+++ Records to process +++
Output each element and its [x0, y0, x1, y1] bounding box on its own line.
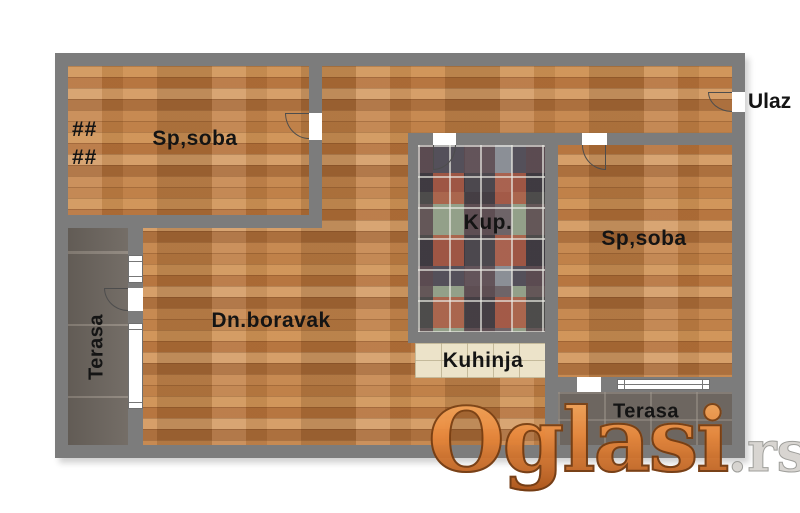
window-terrace-left-lower-icon [128, 323, 143, 409]
door-gap-entrance [732, 92, 745, 112]
label-living-room: Dn.boravak [211, 309, 330, 333]
watermark: Oglasi.rs [428, 396, 800, 484]
label-kitchen: Kuhinja [443, 349, 524, 373]
wall-bedroom-left-bottom [68, 215, 322, 228]
wall-bathroom-left [408, 133, 418, 343]
door-gap-terrace-left [128, 288, 143, 311]
label-bedroom-left: Sp,soba [152, 127, 237, 151]
door-gap-bathroom [433, 133, 456, 145]
door-gap-bedroom-right [582, 133, 607, 145]
wall-hall-bottom [408, 133, 732, 145]
wall-bath-kitchen [415, 332, 545, 343]
watermark-brand: Oglasi [428, 388, 728, 492]
wall-bedroom-left-right [309, 66, 322, 228]
radiator-marks: ## ## [72, 116, 97, 172]
label-entrance: Ulaz [748, 90, 791, 114]
radiator-row: ## [72, 116, 97, 144]
floor-plan-image: Sp,soba ## ## Sp,soba Dn.boravak Kup. Ku… [0, 0, 800, 513]
bathroom-floor [418, 145, 545, 332]
label-terrace-left: Terasa [86, 314, 109, 380]
watermark-tld: .rs [728, 419, 800, 485]
door-gap-bedroom-left [309, 113, 322, 140]
window-terrace-left-upper-icon [128, 255, 143, 283]
label-bedroom-right: Sp,soba [601, 227, 686, 251]
label-bathroom: Kup. [464, 211, 513, 235]
radiator-row: ## [72, 144, 97, 172]
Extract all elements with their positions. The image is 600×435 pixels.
+++
- _Stated task_: Put the lines from the one with "window-terrace-left-lower-icon [128, 323, 143, 409]" up to and including the one with "wall-bedroom-left-bottom [68, 215, 322, 228]" into a numbered list, skipping any blank lines.

- _Output_:
1. window-terrace-left-lower-icon [128, 323, 143, 409]
2. door-gap-entrance [732, 92, 745, 112]
3. label-living-room: Dn.boravak [211, 309, 330, 333]
4. watermark: Oglasi.rs [428, 396, 800, 484]
5. label-kitchen: Kuhinja [443, 349, 524, 373]
6. wall-bedroom-left-bottom [68, 215, 322, 228]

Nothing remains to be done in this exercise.